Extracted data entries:
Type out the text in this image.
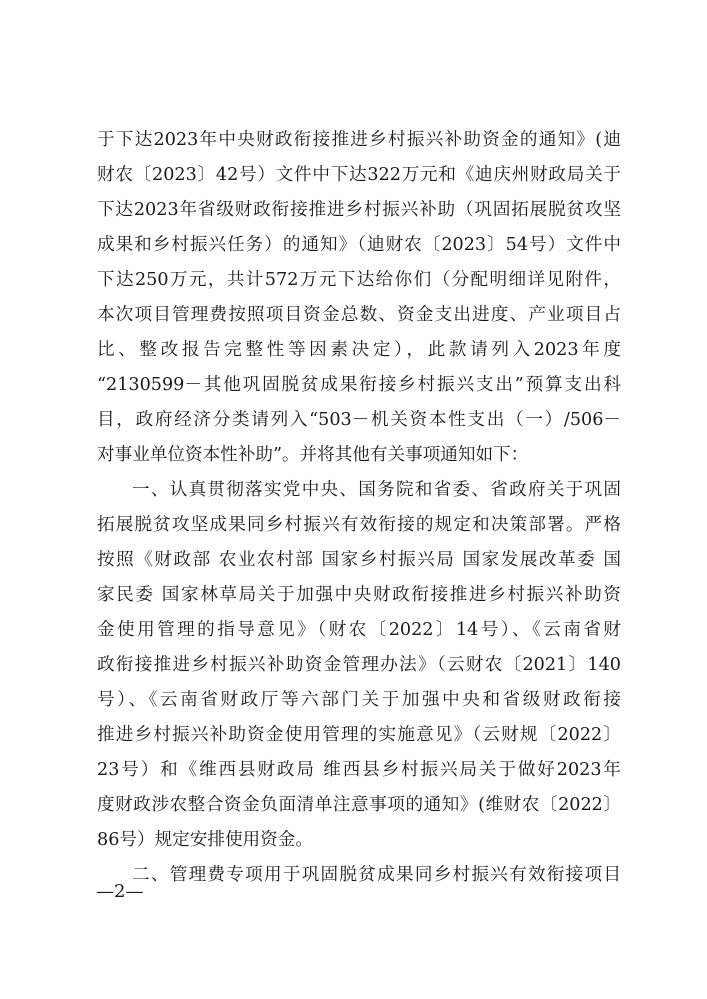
于下达2023年中央财政衔接推进乡村振兴补助资金的通知》(迪
财农〔2023〕42号）文件中下达322万元和《迪庆州财政局关于
下达2023年省级财政衔接推进乡村振兴补助（巩固拓展脱贫攻坚
成果和乡村振兴任务）的通知》（迪财农〔2023〕54号）文件中
下达250万元，共计572万元下达给你们（分配明细详见附件，
本次项目管理费按照项目资金总数、资金支出进度、产业项目占
比、整改报告完整性等因素决定），此款请列入2023年度
“2130599－其他巩固脱贫成果衔接乡村振兴支出”预算支出科
目，政府经济分类请列入“503－机关资本性支出（一）/506－
对事业单位资本性补助”。并将其他有关事项通知如下：
一、认真贯彻落实党中央、国务院和省委、省政府关于巩固
拓展脱贫攻坚成果同乡村振兴有效衔接的规定和决策部署。严格
按照《财政部 农业农村部 国家乡村振兴局 国家发展改革委 国
家民委 国家林草局关于加强中央财政衔接推进乡村振兴补助资
金使用管理的指导意见》（财农〔2022〕14号）、《云南省财
政衔接推进乡村振兴补助资金管理办法》（云财农〔2021〕140
号）、《云南省财政厅等六部门关于加强中央和省级财政衔接
推进乡村振兴补助资金使用管理的实施意见》（云财规〔2022〕
23号）和《维西县财政局 维西县乡村振兴局关于做好2023年
度财政涉农整合资金负面清单注意事项的通知》(维财农〔2022〕
86号）规定安排使用资金。
二、管理费专项用于巩固脱贫成果同乡村振兴有效衔接项目
—2—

Exercise description :: Reproduce all of the entries word for word, skipping any pictures they hold.

Written response ::
Type out the text in this image.
于下达2023年中央财政衔接推进乡村振兴补助资金的通知》(迪
财农〔2023〕42号）文件中下达322万元和《迪庆州财政局关于
下达2023年省级财政衔接推进乡村振兴补助（巩固拓展脱贫攻坚
成果和乡村振兴任务）的通知》（迪财农〔2023〕54号）文件中
下达250万元，共计572万元下达给你们（分配明细详见附件，
本次项目管理费按照项目资金总数、资金支出进度、产业项目占
比、整改报告完整性等因素决定），此款请列入2023年度
“2130599－其他巩固脱贫成果衔接乡村振兴支出”预算支出科
目，政府经济分类请列入“503－机关资本性支出（一）/506－
对事业单位资本性补助”。并将其他有关事项通知如下：
一、认真贯彻落实党中央、国务院和省委、省政府关于巩固
拓展脱贫攻坚成果同乡村振兴有效衔接的规定和决策部署。严格
按照《财政部 农业农村部 国家乡村振兴局 国家发展改革委 国
家民委 国家林草局关于加强中央财政衔接推进乡村振兴补助资
金使用管理的指导意见》（财农〔2022〕14号）、《云南省财
政衔接推进乡村振兴补助资金管理办法》（云财农〔2021〕140
号）、《云南省财政厅等六部门关于加强中央和省级财政衔接
推进乡村振兴补助资金使用管理的实施意见》（云财规〔2022〕
23号）和《维西县财政局 维西县乡村振兴局关于做好2023年
度财政涉农整合资金负面清单注意事项的通知》(维财农〔2022〕
86号）规定安排使用资金。
二、管理费专项用于巩固脱贫成果同乡村振兴有效衔接项目
—2—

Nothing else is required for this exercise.